» Task requirements
Wherever the word "controls" appears in the entries, copy the whole line.
>> Begin Stored records
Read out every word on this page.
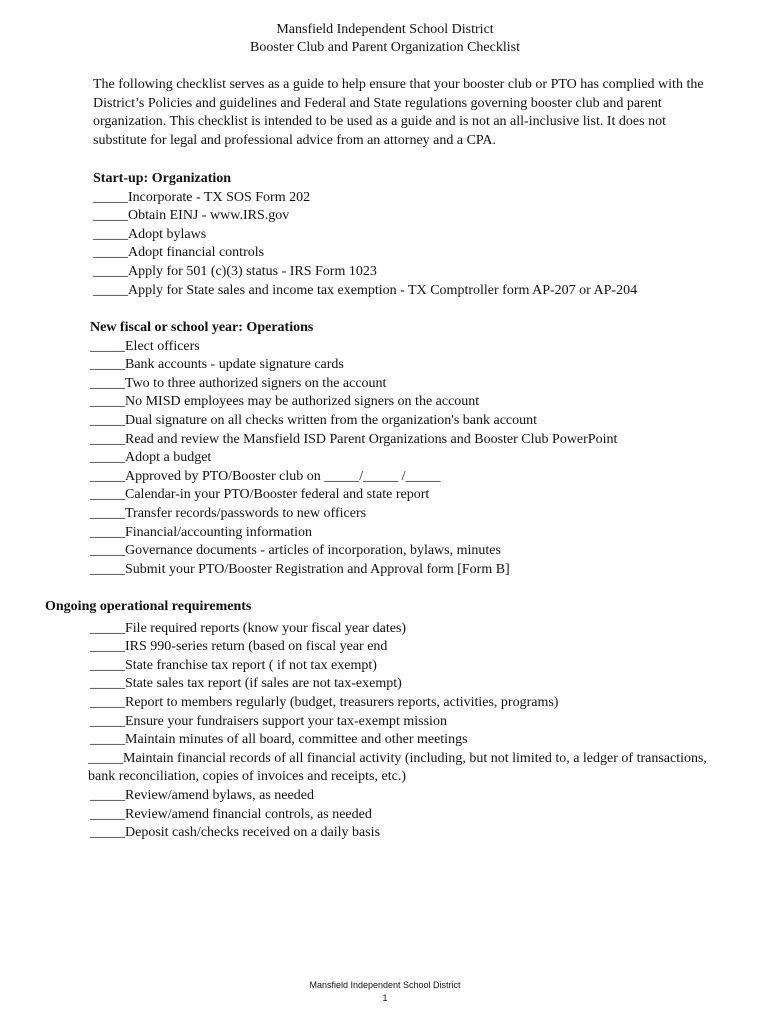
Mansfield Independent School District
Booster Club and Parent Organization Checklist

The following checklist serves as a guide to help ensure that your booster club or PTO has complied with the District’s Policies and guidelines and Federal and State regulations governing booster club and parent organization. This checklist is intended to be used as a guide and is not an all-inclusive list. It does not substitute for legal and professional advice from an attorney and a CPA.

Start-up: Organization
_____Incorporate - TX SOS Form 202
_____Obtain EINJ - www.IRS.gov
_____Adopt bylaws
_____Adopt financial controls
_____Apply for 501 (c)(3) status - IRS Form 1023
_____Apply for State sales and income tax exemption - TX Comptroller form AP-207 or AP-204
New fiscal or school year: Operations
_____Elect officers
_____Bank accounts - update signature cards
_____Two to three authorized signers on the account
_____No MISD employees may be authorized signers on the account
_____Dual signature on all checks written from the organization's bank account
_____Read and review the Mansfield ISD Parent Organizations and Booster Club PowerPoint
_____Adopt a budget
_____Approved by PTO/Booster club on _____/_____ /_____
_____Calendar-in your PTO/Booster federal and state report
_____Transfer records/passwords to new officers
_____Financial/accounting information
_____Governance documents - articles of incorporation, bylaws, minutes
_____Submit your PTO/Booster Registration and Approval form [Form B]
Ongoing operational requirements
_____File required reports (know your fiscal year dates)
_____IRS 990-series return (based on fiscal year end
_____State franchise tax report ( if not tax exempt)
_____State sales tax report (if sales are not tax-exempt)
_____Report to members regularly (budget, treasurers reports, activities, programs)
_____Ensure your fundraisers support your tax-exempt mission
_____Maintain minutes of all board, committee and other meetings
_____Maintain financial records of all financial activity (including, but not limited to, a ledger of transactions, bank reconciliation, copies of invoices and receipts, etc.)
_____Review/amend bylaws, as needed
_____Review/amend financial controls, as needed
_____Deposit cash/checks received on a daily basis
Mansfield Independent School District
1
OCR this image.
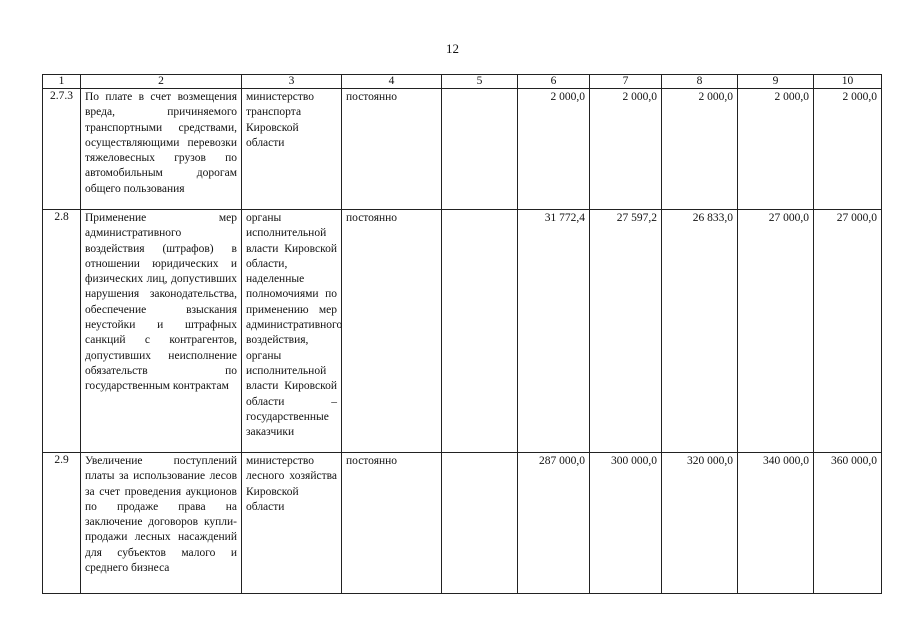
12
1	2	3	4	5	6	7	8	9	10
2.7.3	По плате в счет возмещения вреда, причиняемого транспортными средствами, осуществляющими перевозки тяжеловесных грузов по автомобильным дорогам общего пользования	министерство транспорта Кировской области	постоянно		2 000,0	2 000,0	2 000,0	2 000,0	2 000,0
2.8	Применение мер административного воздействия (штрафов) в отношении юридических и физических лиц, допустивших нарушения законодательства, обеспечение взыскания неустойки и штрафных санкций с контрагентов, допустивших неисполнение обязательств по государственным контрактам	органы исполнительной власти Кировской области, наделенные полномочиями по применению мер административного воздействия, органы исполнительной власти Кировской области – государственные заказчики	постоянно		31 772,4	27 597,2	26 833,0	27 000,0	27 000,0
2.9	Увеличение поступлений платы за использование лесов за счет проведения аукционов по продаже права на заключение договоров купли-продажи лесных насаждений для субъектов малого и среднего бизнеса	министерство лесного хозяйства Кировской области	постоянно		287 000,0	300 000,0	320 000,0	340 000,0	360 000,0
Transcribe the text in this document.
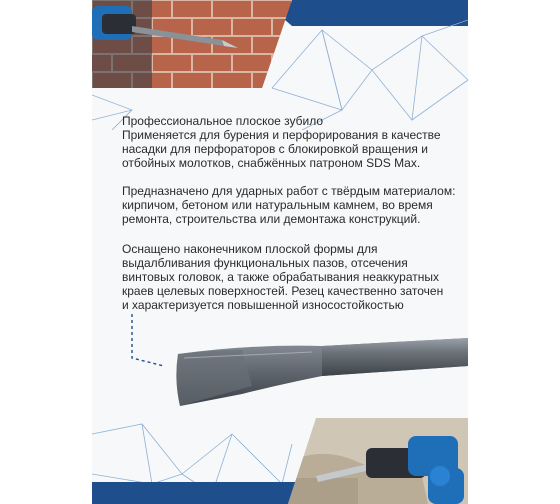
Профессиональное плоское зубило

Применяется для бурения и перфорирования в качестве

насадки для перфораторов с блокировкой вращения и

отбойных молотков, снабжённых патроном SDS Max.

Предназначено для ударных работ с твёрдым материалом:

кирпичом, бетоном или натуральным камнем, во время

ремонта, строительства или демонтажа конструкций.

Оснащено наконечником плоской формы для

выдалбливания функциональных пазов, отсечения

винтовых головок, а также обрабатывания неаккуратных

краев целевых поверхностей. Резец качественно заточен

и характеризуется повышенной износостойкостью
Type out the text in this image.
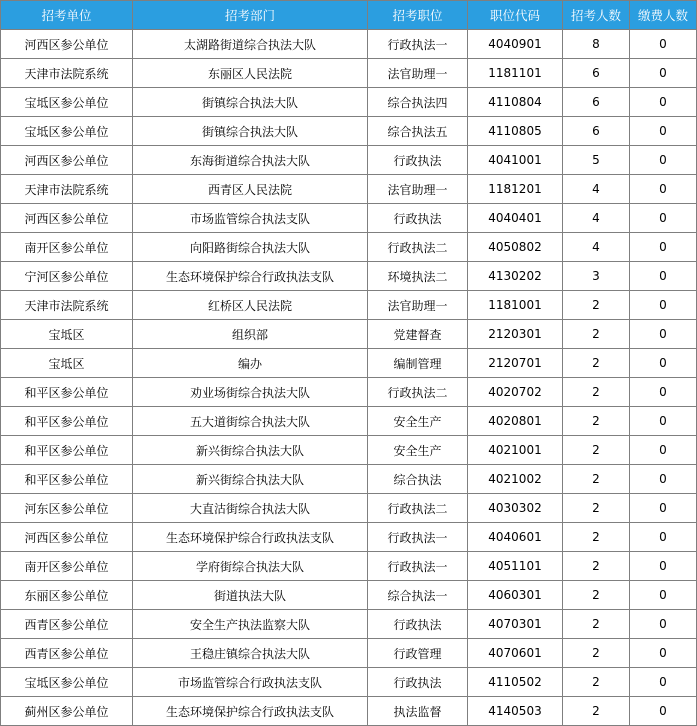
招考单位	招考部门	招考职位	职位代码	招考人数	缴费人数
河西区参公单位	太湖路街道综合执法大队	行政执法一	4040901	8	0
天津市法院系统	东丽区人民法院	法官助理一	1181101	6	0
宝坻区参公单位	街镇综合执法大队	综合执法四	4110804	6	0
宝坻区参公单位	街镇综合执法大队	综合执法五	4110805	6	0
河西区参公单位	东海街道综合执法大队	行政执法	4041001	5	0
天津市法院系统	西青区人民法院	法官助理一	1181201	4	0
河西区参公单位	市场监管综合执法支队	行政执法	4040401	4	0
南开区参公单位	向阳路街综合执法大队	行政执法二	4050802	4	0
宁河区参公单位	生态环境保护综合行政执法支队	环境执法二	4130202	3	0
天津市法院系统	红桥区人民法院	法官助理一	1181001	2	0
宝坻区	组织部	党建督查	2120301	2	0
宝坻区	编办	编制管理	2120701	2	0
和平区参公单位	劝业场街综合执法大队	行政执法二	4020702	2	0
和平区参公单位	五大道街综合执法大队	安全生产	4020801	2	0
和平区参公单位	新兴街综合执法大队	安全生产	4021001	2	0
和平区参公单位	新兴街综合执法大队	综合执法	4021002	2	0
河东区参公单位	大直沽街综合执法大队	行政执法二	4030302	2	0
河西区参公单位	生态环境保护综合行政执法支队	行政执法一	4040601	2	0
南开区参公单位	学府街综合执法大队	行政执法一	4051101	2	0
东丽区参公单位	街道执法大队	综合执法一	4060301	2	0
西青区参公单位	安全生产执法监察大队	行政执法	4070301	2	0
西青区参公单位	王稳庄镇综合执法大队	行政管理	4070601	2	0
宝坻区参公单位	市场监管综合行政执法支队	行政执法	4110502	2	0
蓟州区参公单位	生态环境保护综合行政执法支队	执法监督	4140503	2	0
>> End Stored records
» Correct answer
_____Adopt financial controls
_____Review/amend financial controls, as needed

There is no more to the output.